- [Dataset content]:
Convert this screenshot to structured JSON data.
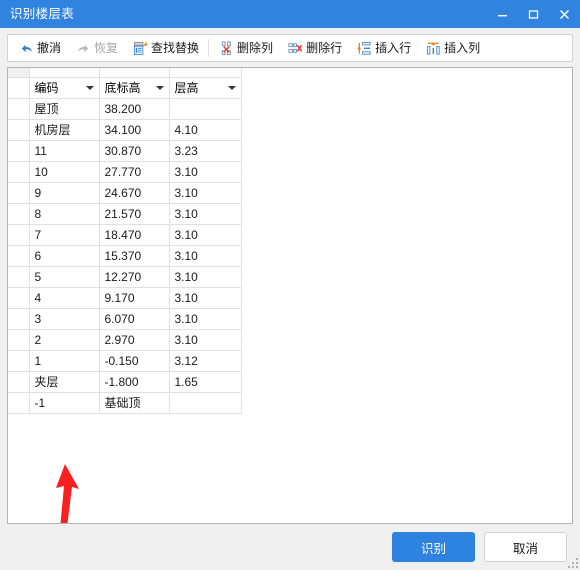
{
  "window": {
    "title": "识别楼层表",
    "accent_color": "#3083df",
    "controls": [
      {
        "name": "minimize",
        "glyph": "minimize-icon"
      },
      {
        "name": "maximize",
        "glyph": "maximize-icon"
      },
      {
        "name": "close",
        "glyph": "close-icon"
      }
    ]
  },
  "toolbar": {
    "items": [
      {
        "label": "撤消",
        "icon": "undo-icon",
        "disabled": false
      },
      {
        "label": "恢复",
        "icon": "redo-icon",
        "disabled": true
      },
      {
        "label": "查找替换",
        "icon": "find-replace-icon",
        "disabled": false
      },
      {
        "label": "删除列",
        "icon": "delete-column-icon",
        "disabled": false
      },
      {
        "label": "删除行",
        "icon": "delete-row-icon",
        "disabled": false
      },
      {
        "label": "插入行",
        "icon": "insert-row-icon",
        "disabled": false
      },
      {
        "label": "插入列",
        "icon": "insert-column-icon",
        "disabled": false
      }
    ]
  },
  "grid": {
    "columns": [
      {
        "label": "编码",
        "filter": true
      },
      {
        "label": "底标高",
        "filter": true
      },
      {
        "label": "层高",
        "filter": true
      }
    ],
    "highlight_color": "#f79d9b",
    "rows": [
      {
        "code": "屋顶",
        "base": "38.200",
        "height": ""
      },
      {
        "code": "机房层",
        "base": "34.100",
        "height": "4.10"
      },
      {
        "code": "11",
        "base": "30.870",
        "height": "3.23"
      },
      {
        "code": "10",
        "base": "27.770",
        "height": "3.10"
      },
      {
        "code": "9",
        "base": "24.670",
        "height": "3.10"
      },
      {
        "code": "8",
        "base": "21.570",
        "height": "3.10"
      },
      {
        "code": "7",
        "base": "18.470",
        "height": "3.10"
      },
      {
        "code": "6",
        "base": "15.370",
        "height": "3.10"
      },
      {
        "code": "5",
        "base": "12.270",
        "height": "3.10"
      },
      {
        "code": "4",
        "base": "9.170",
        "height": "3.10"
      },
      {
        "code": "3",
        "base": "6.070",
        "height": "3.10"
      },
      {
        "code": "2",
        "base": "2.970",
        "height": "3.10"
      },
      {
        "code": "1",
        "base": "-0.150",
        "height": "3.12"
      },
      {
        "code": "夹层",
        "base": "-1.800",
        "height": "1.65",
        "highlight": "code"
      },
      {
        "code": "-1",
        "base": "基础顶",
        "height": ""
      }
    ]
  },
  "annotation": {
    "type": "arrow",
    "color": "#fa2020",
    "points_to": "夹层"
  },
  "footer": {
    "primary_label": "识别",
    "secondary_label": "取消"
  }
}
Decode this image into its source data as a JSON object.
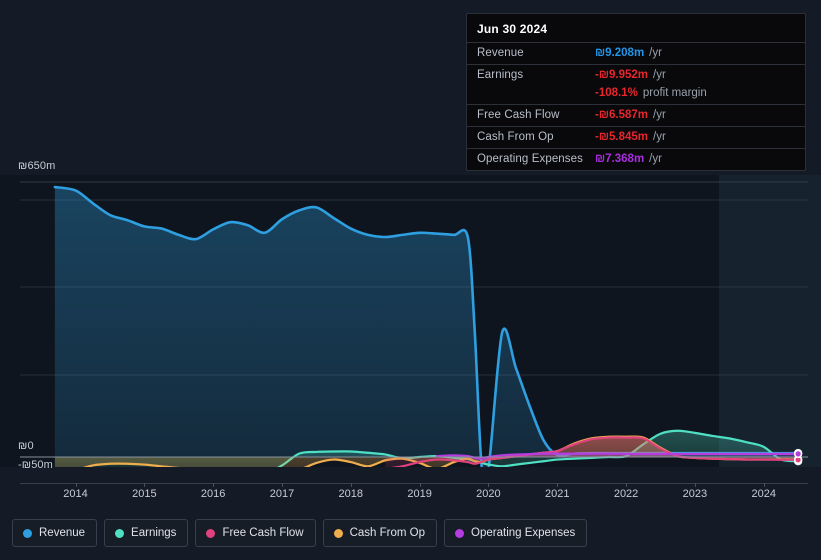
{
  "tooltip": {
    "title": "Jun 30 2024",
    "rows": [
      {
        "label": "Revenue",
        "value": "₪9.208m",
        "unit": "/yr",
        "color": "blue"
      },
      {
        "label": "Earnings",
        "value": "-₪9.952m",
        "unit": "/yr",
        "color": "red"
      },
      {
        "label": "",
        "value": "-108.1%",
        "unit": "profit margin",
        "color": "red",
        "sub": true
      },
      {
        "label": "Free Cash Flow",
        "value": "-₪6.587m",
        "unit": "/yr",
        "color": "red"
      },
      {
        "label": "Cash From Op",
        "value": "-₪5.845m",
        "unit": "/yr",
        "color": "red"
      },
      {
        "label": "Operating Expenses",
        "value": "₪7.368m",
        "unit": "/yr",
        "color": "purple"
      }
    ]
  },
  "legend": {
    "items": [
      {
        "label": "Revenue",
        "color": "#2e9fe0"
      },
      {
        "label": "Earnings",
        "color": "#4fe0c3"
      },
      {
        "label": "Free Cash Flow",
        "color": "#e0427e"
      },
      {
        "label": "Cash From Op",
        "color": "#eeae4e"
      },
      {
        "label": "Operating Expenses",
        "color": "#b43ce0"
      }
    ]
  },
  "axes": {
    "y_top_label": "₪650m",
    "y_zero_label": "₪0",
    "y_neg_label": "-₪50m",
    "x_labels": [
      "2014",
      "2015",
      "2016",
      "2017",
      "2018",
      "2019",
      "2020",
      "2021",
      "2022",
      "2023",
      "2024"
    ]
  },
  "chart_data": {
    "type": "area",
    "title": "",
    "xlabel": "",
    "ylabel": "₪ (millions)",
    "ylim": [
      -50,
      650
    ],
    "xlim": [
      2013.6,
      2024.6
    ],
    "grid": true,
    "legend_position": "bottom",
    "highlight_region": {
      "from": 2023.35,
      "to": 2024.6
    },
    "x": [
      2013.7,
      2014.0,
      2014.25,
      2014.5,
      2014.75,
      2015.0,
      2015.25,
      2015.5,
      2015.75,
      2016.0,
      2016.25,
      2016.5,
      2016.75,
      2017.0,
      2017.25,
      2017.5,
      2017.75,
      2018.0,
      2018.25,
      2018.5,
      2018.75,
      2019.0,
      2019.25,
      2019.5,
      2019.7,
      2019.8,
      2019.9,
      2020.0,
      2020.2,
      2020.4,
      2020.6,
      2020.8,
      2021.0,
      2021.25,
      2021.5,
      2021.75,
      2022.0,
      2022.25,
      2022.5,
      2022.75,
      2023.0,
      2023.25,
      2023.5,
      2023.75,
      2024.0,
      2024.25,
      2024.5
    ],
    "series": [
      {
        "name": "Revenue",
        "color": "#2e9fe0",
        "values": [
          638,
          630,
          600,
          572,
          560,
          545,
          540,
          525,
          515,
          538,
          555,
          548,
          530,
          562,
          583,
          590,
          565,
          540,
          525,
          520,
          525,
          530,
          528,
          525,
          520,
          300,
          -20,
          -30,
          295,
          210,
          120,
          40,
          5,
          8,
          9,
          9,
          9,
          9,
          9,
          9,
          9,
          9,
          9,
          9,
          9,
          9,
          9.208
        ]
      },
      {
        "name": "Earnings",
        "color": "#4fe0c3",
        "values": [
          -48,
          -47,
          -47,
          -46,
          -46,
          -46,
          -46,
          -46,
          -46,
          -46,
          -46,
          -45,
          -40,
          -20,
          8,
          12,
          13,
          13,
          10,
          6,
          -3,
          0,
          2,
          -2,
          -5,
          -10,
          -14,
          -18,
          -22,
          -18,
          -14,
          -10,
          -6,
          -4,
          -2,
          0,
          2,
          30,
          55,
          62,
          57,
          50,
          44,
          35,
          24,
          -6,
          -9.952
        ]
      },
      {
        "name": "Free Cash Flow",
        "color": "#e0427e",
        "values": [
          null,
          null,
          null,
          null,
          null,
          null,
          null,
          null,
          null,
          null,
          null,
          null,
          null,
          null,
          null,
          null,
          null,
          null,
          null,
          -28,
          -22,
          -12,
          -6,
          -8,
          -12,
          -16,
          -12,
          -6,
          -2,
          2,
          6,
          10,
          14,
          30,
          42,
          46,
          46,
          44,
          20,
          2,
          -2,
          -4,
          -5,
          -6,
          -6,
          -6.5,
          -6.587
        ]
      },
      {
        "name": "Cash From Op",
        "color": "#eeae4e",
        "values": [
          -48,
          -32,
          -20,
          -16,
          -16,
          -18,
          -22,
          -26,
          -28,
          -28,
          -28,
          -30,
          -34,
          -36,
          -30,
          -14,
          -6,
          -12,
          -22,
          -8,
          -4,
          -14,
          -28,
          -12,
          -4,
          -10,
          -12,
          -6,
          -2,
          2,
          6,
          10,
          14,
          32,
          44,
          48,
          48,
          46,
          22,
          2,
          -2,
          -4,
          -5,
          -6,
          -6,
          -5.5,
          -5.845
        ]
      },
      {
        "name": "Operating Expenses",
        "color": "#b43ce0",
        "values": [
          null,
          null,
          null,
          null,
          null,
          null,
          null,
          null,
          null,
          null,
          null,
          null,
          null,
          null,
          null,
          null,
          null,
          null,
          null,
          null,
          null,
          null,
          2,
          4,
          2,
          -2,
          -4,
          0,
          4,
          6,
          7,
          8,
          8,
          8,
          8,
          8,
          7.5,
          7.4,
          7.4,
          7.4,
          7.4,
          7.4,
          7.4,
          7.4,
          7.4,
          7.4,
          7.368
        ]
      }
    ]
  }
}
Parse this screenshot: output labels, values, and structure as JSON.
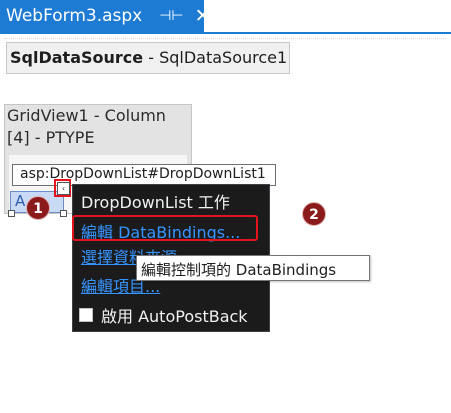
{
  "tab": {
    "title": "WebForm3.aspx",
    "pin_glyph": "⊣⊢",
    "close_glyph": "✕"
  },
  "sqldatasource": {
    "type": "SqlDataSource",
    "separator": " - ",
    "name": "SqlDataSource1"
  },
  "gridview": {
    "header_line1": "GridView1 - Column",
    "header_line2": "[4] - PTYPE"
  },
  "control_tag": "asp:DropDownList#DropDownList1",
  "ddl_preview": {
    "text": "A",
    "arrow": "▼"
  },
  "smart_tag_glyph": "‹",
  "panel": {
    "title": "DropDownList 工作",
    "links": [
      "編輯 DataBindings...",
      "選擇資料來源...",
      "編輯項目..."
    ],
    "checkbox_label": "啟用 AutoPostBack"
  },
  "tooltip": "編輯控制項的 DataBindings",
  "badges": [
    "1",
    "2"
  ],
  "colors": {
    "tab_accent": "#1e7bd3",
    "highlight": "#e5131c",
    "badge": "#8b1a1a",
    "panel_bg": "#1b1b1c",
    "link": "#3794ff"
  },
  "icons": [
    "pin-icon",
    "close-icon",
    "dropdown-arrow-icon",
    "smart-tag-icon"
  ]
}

- [Goal]: Quote, please, only the lines running from the one with "Parse this screenshot: output" down to the final line of the data above, keeping both ends and skipping the pictures.

- [Response to this task]:
Parse this screenshot: output labels, values, and structure as JSON.
{
  "tab": {
    "title": "WebForm3.aspx",
    "pin_glyph": "⊣⊢",
    "close_glyph": "✕"
  },
  "sqldatasource": {
    "type": "SqlDataSource",
    "separator": " - ",
    "name": "SqlDataSource1"
  },
  "gridview": {
    "header_line1": "GridView1 - Column",
    "header_line2": "[4] - PTYPE"
  },
  "control_tag": "asp:DropDownList#DropDownList1",
  "ddl_preview": {
    "text": "A",
    "arrow": "▼"
  },
  "smart_tag_glyph": "‹",
  "panel": {
    "title": "DropDownList 工作",
    "links": [
      "編輯 DataBindings...",
      "選擇資料來源...",
      "編輯項目..."
    ],
    "checkbox_label": "啟用 AutoPostBack"
  },
  "tooltip": "編輯控制項的 DataBindings",
  "badges": [
    "1",
    "2"
  ],
  "colors": {
    "tab_accent": "#1e7bd3",
    "highlight": "#e5131c",
    "badge": "#8b1a1a",
    "panel_bg": "#1b1b1c",
    "link": "#3794ff"
  },
  "icons": [
    "pin-icon",
    "close-icon",
    "dropdown-arrow-icon",
    "smart-tag-icon"
  ]
}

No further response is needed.